* _Objective_
Extract the lines that hold the string "number".

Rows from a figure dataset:
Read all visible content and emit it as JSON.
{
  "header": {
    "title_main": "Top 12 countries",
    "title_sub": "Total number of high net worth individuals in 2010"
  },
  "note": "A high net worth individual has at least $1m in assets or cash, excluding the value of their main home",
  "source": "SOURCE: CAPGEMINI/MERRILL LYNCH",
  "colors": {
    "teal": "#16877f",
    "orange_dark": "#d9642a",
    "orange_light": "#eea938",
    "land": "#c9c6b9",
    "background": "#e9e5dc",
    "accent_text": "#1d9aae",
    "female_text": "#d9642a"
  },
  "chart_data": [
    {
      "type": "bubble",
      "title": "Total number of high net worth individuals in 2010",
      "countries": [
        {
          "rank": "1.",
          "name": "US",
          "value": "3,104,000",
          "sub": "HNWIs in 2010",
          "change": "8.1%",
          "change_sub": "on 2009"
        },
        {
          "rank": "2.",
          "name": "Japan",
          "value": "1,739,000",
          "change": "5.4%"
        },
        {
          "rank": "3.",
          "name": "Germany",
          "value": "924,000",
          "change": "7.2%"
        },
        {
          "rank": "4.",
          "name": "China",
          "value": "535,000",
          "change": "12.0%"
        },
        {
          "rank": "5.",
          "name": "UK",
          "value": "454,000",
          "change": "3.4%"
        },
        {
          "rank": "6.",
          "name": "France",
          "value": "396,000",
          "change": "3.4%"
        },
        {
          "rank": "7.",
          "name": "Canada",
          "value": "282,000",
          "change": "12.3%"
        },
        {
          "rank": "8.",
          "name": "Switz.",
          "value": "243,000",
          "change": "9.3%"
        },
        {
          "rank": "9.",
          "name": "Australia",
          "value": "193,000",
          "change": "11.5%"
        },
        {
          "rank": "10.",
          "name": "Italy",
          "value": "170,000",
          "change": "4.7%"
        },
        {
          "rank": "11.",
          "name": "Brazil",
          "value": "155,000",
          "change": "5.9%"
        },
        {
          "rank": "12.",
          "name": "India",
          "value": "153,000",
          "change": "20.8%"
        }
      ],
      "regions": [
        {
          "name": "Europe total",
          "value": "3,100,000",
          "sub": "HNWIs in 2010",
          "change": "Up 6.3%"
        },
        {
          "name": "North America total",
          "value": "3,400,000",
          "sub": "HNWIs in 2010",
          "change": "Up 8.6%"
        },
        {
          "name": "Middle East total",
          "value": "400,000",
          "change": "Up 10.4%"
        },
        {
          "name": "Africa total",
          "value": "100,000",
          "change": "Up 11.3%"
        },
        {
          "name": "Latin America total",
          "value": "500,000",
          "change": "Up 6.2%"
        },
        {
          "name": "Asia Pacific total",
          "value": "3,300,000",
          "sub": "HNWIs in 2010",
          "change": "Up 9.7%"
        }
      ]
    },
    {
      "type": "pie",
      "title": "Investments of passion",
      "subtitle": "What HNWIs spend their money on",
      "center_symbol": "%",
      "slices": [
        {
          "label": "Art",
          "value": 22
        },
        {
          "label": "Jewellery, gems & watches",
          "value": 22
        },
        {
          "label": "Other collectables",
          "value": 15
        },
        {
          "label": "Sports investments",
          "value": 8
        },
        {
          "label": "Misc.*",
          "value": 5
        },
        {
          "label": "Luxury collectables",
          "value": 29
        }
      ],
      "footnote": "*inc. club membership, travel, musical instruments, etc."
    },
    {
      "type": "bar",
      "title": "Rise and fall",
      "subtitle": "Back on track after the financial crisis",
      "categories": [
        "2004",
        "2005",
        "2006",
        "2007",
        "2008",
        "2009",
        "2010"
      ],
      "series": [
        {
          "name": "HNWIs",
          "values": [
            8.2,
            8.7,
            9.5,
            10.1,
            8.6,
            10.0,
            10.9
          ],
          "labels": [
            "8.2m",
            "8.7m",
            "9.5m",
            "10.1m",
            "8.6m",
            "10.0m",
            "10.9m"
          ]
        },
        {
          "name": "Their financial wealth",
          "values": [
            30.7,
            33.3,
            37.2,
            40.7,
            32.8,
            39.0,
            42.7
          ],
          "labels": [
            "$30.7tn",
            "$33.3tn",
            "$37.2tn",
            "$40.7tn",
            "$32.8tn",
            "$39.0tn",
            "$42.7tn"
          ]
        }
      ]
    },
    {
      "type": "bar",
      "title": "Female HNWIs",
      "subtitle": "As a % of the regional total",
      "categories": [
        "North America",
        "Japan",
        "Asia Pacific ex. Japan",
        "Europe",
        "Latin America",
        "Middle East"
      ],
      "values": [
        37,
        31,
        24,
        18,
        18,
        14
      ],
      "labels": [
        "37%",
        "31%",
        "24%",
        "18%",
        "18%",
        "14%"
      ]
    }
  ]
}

* _Answer for the task_
    "title_sub": "Total number of high net worth individuals in 2010"
      "title": "Total number of high net worth individuals in 2010",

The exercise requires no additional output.